--- Start of Stored rows ---

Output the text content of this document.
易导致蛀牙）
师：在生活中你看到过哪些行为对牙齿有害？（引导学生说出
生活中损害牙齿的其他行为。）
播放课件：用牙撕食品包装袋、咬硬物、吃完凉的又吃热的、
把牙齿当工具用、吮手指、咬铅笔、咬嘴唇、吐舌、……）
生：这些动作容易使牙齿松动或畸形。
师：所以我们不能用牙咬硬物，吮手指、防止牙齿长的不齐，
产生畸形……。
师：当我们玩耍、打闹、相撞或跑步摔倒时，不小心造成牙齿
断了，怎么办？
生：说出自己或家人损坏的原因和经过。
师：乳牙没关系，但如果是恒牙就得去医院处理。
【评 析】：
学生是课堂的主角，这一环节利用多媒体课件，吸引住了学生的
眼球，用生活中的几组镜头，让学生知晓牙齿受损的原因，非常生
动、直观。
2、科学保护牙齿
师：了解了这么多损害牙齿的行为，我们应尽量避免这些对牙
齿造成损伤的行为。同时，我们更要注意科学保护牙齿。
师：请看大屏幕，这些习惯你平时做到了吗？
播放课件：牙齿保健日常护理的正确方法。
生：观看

--- End of Stored rows ---
--- Start of Stored rows ---

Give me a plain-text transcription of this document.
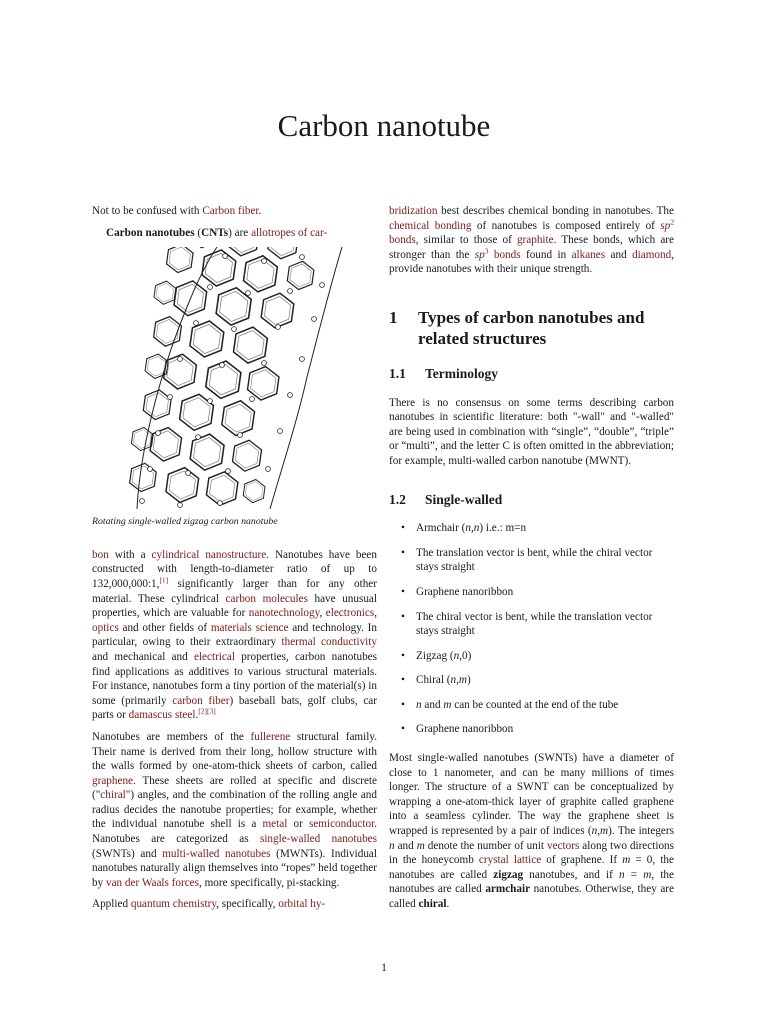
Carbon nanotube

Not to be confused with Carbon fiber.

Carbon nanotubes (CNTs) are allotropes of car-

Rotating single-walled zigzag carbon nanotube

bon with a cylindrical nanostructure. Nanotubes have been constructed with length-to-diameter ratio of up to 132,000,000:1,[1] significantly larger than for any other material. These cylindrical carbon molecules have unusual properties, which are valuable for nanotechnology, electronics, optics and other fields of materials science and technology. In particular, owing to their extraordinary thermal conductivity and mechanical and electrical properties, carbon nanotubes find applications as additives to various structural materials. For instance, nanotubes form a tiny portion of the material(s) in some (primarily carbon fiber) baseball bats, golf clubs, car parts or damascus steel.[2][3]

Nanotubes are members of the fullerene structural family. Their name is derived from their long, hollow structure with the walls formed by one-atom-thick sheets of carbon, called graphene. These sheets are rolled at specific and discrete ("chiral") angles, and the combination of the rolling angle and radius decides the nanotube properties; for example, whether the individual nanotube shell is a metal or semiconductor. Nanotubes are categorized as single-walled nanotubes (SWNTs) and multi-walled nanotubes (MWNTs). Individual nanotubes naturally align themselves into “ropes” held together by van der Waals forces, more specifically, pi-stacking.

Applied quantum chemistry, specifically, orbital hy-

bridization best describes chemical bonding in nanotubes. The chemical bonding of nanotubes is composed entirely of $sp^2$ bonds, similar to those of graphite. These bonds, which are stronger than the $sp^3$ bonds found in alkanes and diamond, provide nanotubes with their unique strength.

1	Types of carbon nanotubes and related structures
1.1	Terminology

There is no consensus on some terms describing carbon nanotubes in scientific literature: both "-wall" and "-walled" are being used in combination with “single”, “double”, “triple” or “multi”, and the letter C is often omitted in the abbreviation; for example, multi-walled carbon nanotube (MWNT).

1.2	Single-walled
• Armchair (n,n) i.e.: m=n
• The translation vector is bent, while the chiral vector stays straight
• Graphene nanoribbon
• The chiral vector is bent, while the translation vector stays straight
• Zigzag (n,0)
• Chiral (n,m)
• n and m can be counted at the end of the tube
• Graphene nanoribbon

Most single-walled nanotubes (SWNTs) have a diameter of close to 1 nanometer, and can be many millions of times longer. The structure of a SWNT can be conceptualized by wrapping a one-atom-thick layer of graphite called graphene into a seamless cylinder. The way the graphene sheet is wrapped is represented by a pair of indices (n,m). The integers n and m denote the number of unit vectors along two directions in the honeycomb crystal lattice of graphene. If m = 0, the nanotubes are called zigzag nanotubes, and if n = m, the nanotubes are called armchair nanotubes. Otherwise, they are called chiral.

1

--- End of Stored rows ---

Set exercise: Look through the records and count each line that holds "while". Write only the total.

Answer below: 2